Material provided:
*-*-*

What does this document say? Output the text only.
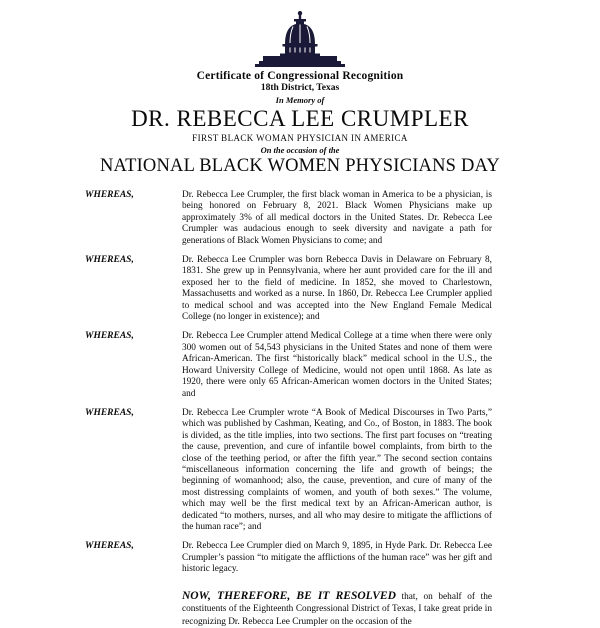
Certificate of Congressional Recognition
18th District, Texas
In Memory of
DR. REBECCA LEE CRUMPLER
FIRST BLACK WOMAN PHYSICIAN IN AMERICA
On the occasion of the
NATIONAL BLACK WOMEN PHYSICIANS DAY
WHEREAS,	Dr. Rebecca Lee Crumpler, the first black woman in America to be a physician, is being honored on February 8, 2021. Black Women Physicians make up approximately 3% of all medical doctors in the United States. Dr. Rebecca Lee Crumpler was audacious enough to seek diversity and navigate a path for generations of Black Women Physicians to come; and
WHEREAS,	Dr. Rebecca Lee Crumpler was born Rebecca Davis in Delaware on February 8, 1831. She grew up in Pennsylvania, where her aunt provided care for the ill and exposed her to the field of medicine. In 1852, she moved to Charlestown, Massachusetts and worked as a nurse. In 1860, Dr. Rebecca Lee Crumpler applied to medical school and was accepted into the New England Female Medical College (no longer in existence); and
WHEREAS,	Dr. Rebecca Lee Crumpler attend Medical College at a time when there were only 300 women out of 54,543 physicians in the United States and none of them were African-American. The first “historically black” medical school in the U.S., the Howard University College of Medicine, would not open until 1868. As late as 1920, there were only 65 African-American women doctors in the United States; and
WHEREAS,	Dr. Rebecca Lee Crumpler wrote “A Book of Medical Discourses in Two Parts,” which was published by Cashman, Keating, and Co., of Boston, in 1883. The book is divided, as the title implies, into two sections. The first part focuses on “treating the cause, prevention, and cure of infantile bowel complaints, from birth to the close of the teething period, or after the fifth year.” The second section contains “miscellaneous information concerning the life and growth of beings; the beginning of womanhood; also, the cause, prevention, and cure of many of the most distressing complaints of women, and youth of both sexes.” The volume, which may well be the first medical text by an African-American author, is dedicated “to mothers, nurses, and all who may desire to mitigate the afflictions of the human race”; and
WHEREAS,	Dr. Rebecca Lee Crumpler died on March 9, 1895, in Hyde Park. Dr. Rebecca Lee Crumpler’s passion “to mitigate the afflictions of the human race” was her gift and historic legacy.
NOW, THEREFORE, BE IT RESOLVED that, on behalf of the constituents of the Eighteenth Congressional District of Texas, I take great pride in recognizing Dr. Rebecca Lee Crumpler on the occasion of the
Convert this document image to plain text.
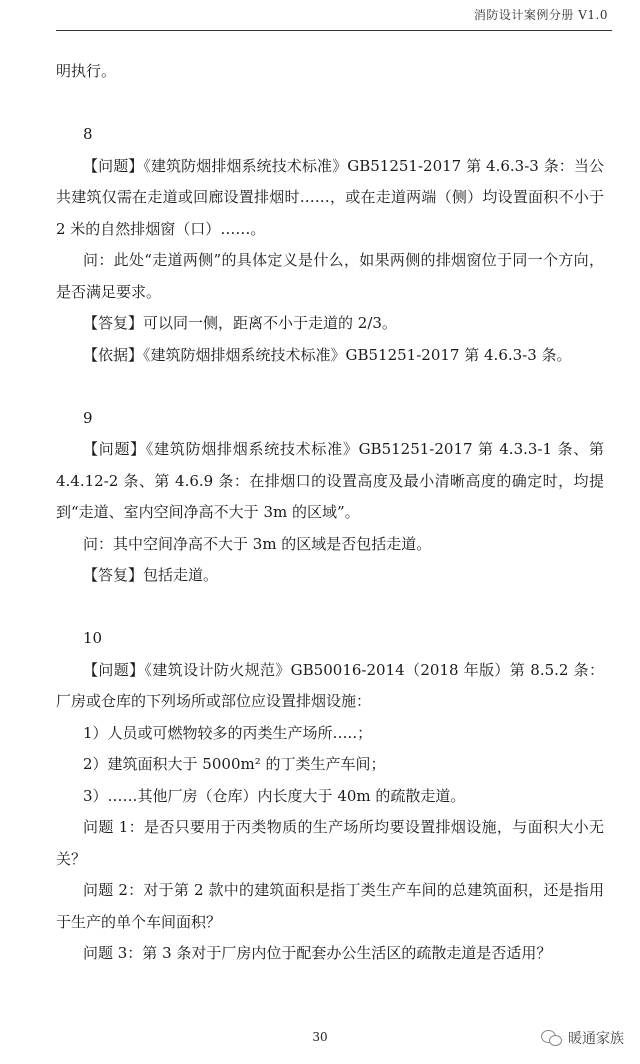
消防设计案例分册 V1.0

明执行。

8

【问题】《建筑防烟排烟系统技术标准》GB51251-2017 第 4.6.3-3 条：当公共建筑仅需在走道或回廊设置排烟时……，或在走道两端（侧）均设置面积不小于 2 米的自然排烟窗（口）……。

问：此处“走道两侧”的具体定义是什么，如果两侧的排烟窗位于同一个方向，是否满足要求。

【答复】可以同一侧，距离不小于走道的 2/3。

【依据】《建筑防烟排烟系统技术标准》GB51251-2017 第 4.6.3-3 条。

9

【问题】《建筑防烟排烟系统技术标准》GB51251-2017 第 4.3.3-1 条、第 4.4.12-2 条、第 4.6.9 条：在排烟口的设置高度及最小清晰高度的确定时，均提到“走道、室内空间净高不大于 3m 的区域”。

问：其中空间净高不大于 3m 的区域是否包括走道。

【答复】包括走道。

10

【问题】《建筑设计防火规范》GB50016-2014（2018 年版）第 8.5.2 条：厂房或仓库的下列场所或部位应设置排烟设施：

1）人员或可燃物较多的丙类生产场所…..；

2）建筑面积大于 5000m² 的丁类生产车间；

3）……其他厂房（仓库）内长度大于 40m 的疏散走道。

问题 1：是否只要用于丙类物质的生产场所均要设置排烟设施，与面积大小无关？

问题 2：对于第 2 款中的建筑面积是指丁类生产车间的总建筑面积，还是指用于生产的单个车间面积？

问题 3：第 3 条对于厂房内位于配套办公生活区的疏散走道是否适用？

30	暖通家族
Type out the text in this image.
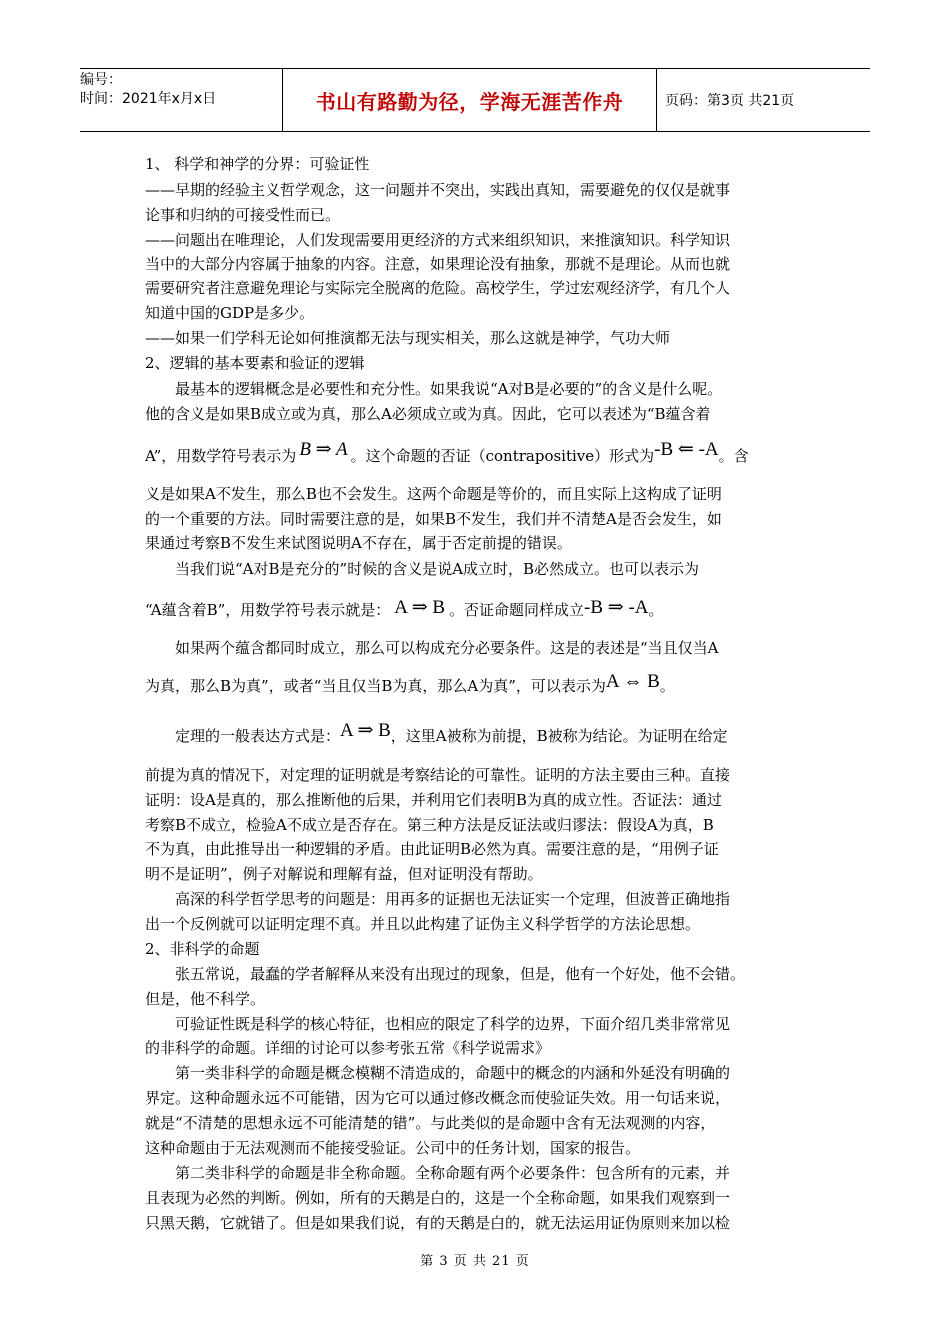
编号：
时间：2021年x月x日	书山有路勤为径，学海无涯苦作舟	页码：第3页 共21页
1、 科学和神学的分界：可验证性
——早期的经验主义哲学观念，这一问题并不突出，实践出真知，需要避免的仅仅是就事
论事和归纳的可接受性而已。
——问题出在唯理论，人们发现需要用更经济的方式来组织知识，来推演知识。科学知识
当中的大部分内容属于抽象的内容。注意，如果理论没有抽象，那就不是理论。从而也就
需要研究者注意避免理论与实际完全脱离的危险。高校学生，学过宏观经济学，有几个人
知道中国的GDP是多少。
——如果一们学科无论如何推演都无法与现实相关，那么这就是神学，气功大师
2、逻辑的基本要素和验证的逻辑
最基本的逻辑概念是必要性和充分性。如果我说“A对B是必要的”的含义是什么呢。
他的含义是如果B成立或为真，那么A必须成立或为真。因此，它可以表述为“B蕴含着
A”，用数学符号表示为 B ⇒ A 。这个命题的否证（contrapositive）形式为-B ⇐ -A。含
义是如果A不发生，那么B也不会发生。这两个命题是等价的，而且实际上这构成了证明
的一个重要的方法。同时需要注意的是，如果B不发生，我们并不清楚A是否会发生，如
果通过考察B不发生来试图说明A不存在，属于否定前提的错误。
当我们说“A对B是充分的”时候的含义是说A成立时，B必然成立。也可以表示为
“A蕴含着B”，用数学符号表示就是： A ⇒ B 。否证命题同样成立-B ⇒ -A。
如果两个蕴含都同时成立，那么可以构成充分必要条件。这是的表述是“当且仅当A
为真，那么B为真”，或者“当且仅当B为真，那么A为真”，可以表示为A ⇔ B。
定理的一般表达方式是：A ⇒ B，这里A被称为前提，B被称为结论。为证明在给定
前提为真的情况下，对定理的证明就是考察结论的可靠性。证明的方法主要由三种。直接
证明：设A是真的，那么推断他的后果，并利用它们表明B为真的成立性。否证法：通过
考察B不成立，检验A不成立是否存在。第三种方法是反证法或归谬法：假设A为真，B
不为真，由此推导出一种逻辑的矛盾。由此证明B必然为真。需要注意的是，“用例子证
明不是证明”，例子对解说和理解有益，但对证明没有帮助。
高深的科学哲学思考的问题是：用再多的证据也无法证实一个定理，但波普正确地指
出一个反例就可以证明定理不真。并且以此构建了证伪主义科学哲学的方法论思想。
2、非科学的命题
张五常说，最蠢的学者解释从来没有出现过的现象，但是，他有一个好处，他不会错。
但是，他不科学。
可验证性既是科学的核心特征，也相应的限定了科学的边界，下面介绍几类非常常见
的非科学的命题。详细的讨论可以参考张五常《科学说需求》
第一类非科学的命题是概念模糊不清造成的，命题中的概念的内涵和外延没有明确的
界定。这种命题永远不可能错，因为它可以通过修改概念而使验证失效。用一句话来说，
就是“不清楚的思想永远不可能清楚的错”。与此类似的是命题中含有无法观测的内容，
这种命题由于无法观测而不能接受验证。公司中的任务计划，国家的报告。
第二类非科学的命题是非全称命题。全称命题有两个必要条件：包含所有的元素，并
且表现为必然的判断。例如，所有的天鹅是白的，这是一个全称命题，如果我们观察到一
只黑天鹅，它就错了。但是如果我们说，有的天鹅是白的，就无法运用证伪原则来加以检
第 3 页 共 21 页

*-*-*

Work instructions: Read the data above and pull out each line that holds the string "Texas".

Exercise result:
18th District, Texas
NOW, THEREFORE, BE IT RESOLVED that, on behalf of the constituents of the Eighteenth Congressional District of Texas, I take great pride in recognizing Dr. Rebecca Lee Crumpler on the occasion of the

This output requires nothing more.